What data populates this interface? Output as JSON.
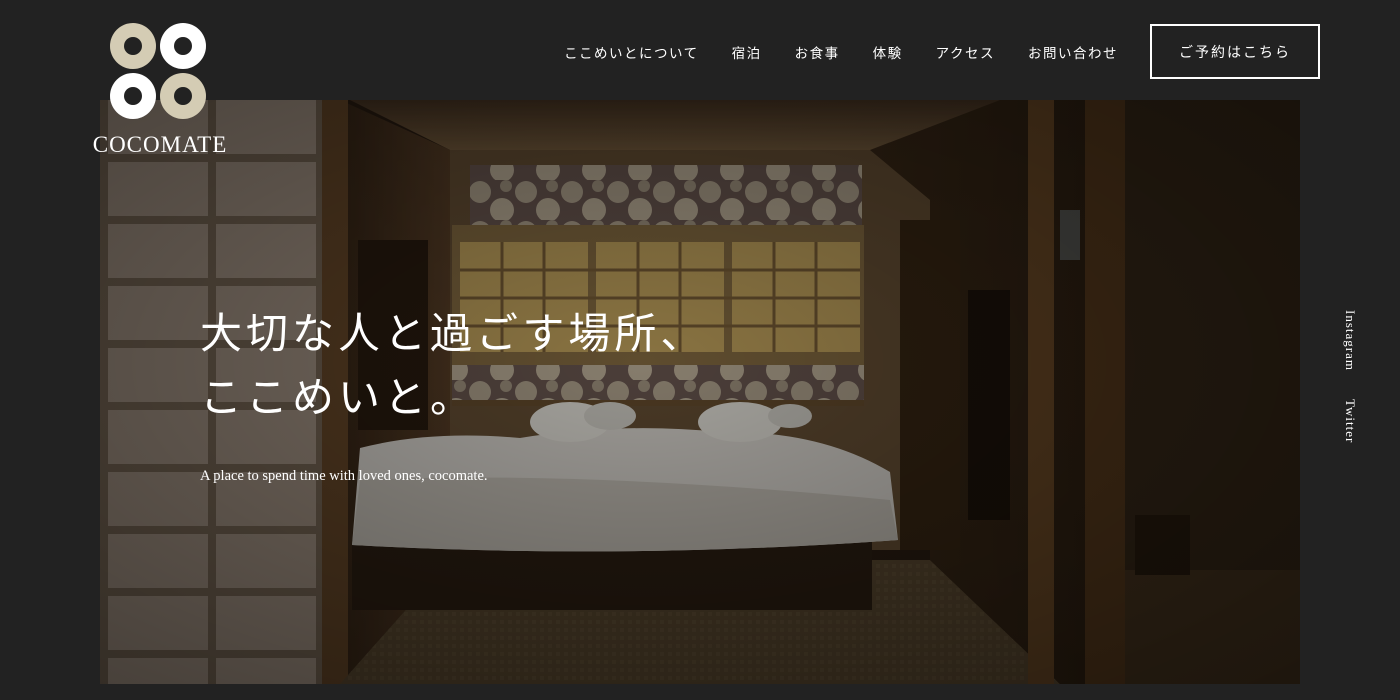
{
  "header": {
    "logo_text": "COCOMATE",
    "nav": [
      {
        "label": "ここめいとについて"
      },
      {
        "label": "宿泊"
      },
      {
        "label": "お食事"
      },
      {
        "label": "体験"
      },
      {
        "label": "アクセス"
      },
      {
        "label": "お問い合わせ"
      }
    ],
    "reserve_label": "ご予約はこちら"
  },
  "hero": {
    "catch_line_1": "大切な人と過ごす場所、",
    "catch_line_2": "ここめいと。",
    "subtitle": "A place to spend time with loved ones, cocomate.",
    "image_subject": "dimly lit Japanese guest room with twin bed, shoji screens and wooden walls"
  },
  "social": [
    {
      "label": "Instagram"
    },
    {
      "label": "Twitter"
    }
  ],
  "colors": {
    "background": "#222222",
    "logo_beige": "#d4ccb4",
    "logo_white": "#ffffff",
    "text": "#ffffff"
  }
}
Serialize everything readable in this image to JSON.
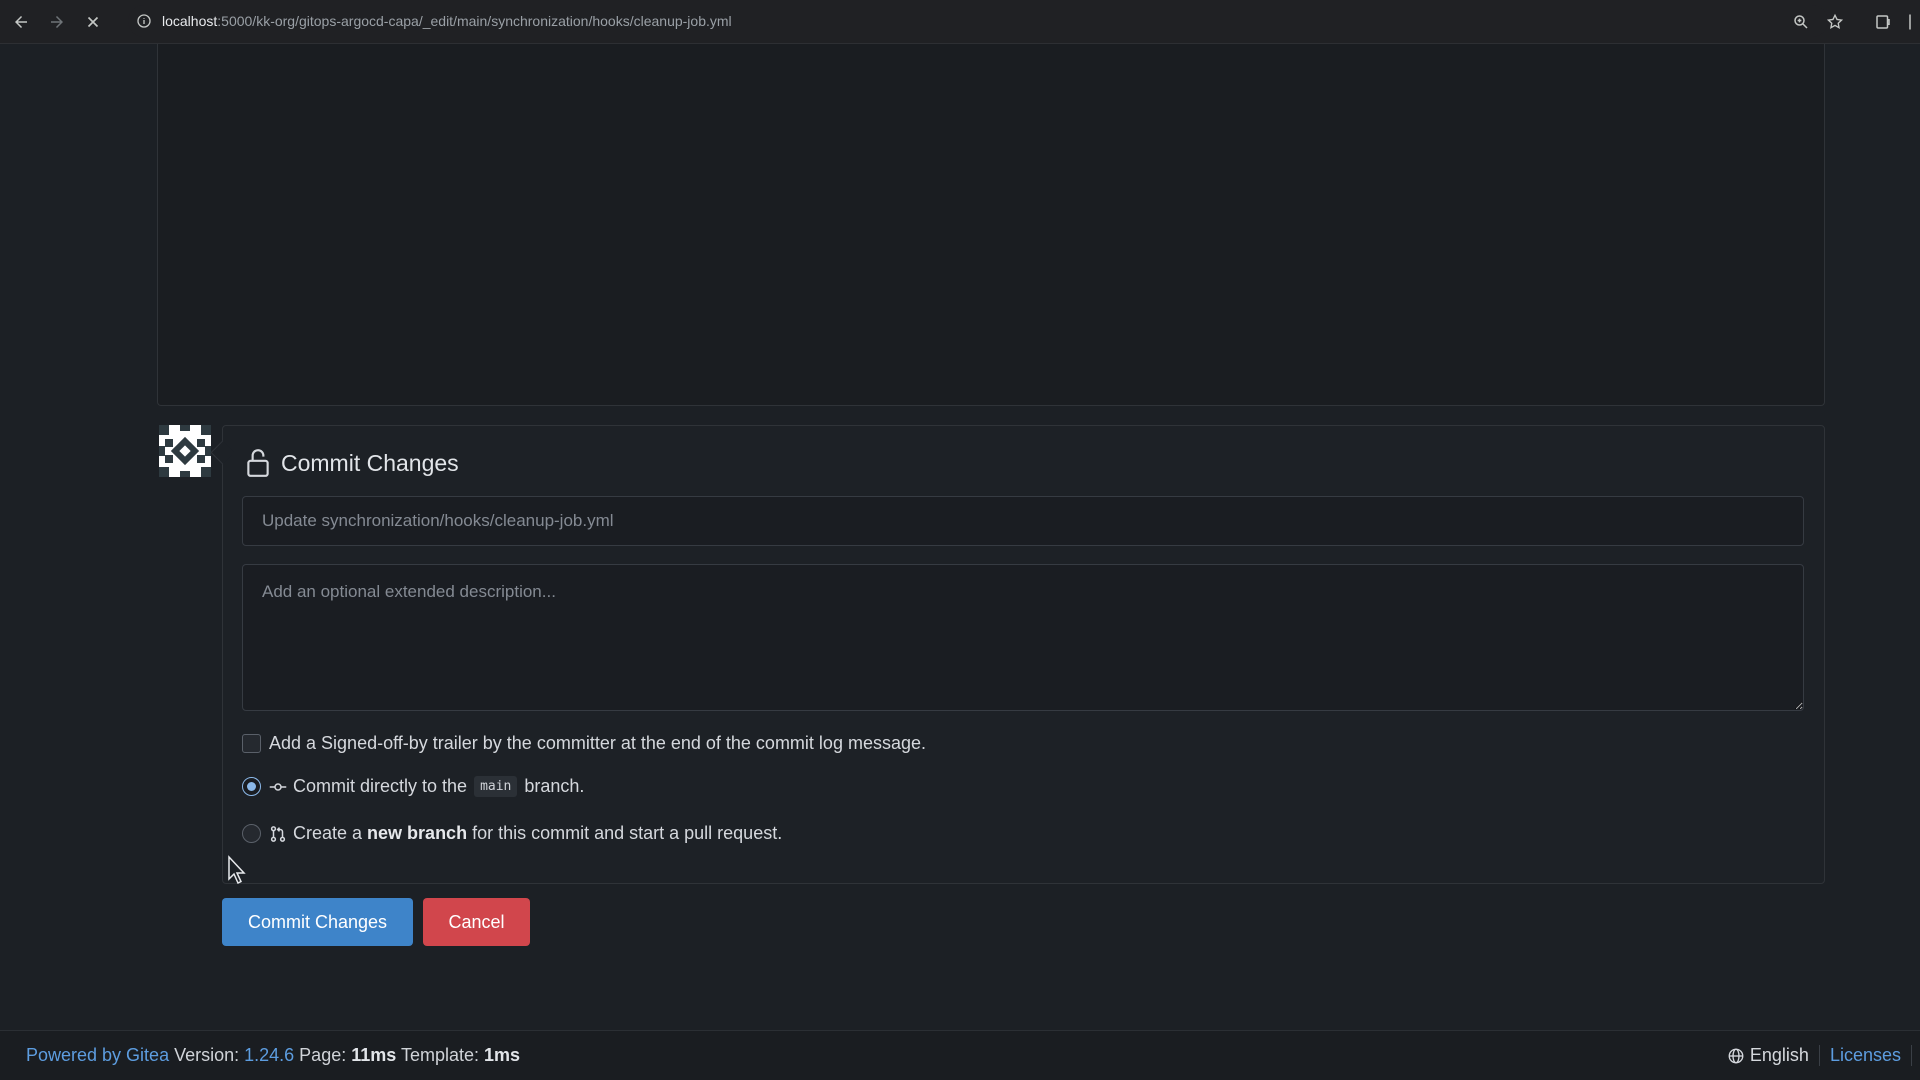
{
  "browser": {
    "url_host": "localhost",
    "url_rest": ":5000/kk-org/gitops-argocd-capa/_edit/main/synchronization/hooks/cleanup-job.yml"
  },
  "commit": {
    "title": "Commit Changes",
    "summary_placeholder": "Update synchronization/hooks/cleanup-job.yml",
    "description_placeholder": "Add an optional extended description...",
    "signoff_label": "Add a Signed-off-by trailer by the committer at the end of the commit log message.",
    "direct_prefix": "Commit directly to the",
    "branch_name": "main",
    "direct_suffix": "branch.",
    "new_branch_prefix": "Create a",
    "new_branch_bold": "new branch",
    "new_branch_suffix": "for this commit and start a pull request.",
    "selected_option": "direct"
  },
  "buttons": {
    "commit_label": "Commit Changes",
    "cancel_label": "Cancel"
  },
  "footer": {
    "powered": "Powered by Gitea",
    "version_label": " Version: ",
    "version": "1.24.6",
    "page_label": " Page: ",
    "page_time": "11ms",
    "template_label": " Template: ",
    "template_time": "1ms",
    "language": "English",
    "licenses": "Licenses"
  },
  "colors": {
    "primary": "#3e84c9",
    "danger": "#d1464c",
    "link": "#5d9de0",
    "background": "#1c2025"
  }
}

· · · · ·

> _Your task_:
With the pictures left out, please output each line from the one containing "Serialize everything readable" through the end of the entries, exactly as it is.

> _Complete output_:
Serialize everything readable in this image to JSON.
{
  "browser": {
    "url_host": "localhost",
    "url_rest": ":5000/kk-org/gitops-argocd-capa/_edit/main/synchronization/hooks/cleanup-job.yml"
  },
  "commit": {
    "title": "Commit Changes",
    "summary_placeholder": "Update synchronization/hooks/cleanup-job.yml",
    "description_placeholder": "Add an optional extended description...",
    "signoff_label": "Add a Signed-off-by trailer by the committer at the end of the commit log message.",
    "direct_prefix": "Commit directly to the",
    "branch_name": "main",
    "direct_suffix": "branch.",
    "new_branch_prefix": "Create a",
    "new_branch_bold": "new branch",
    "new_branch_suffix": "for this commit and start a pull request.",
    "selected_option": "direct"
  },
  "buttons": {
    "commit_label": "Commit Changes",
    "cancel_label": "Cancel"
  },
  "footer": {
    "powered": "Powered by Gitea",
    "version_label": " Version: ",
    "version": "1.24.6",
    "page_label": " Page: ",
    "page_time": "11ms",
    "template_label": " Template: ",
    "template_time": "1ms",
    "language": "English",
    "licenses": "Licenses"
  },
  "colors": {
    "primary": "#3e84c9",
    "danger": "#d1464c",
    "link": "#5d9de0",
    "background": "#1c2025"
  }
}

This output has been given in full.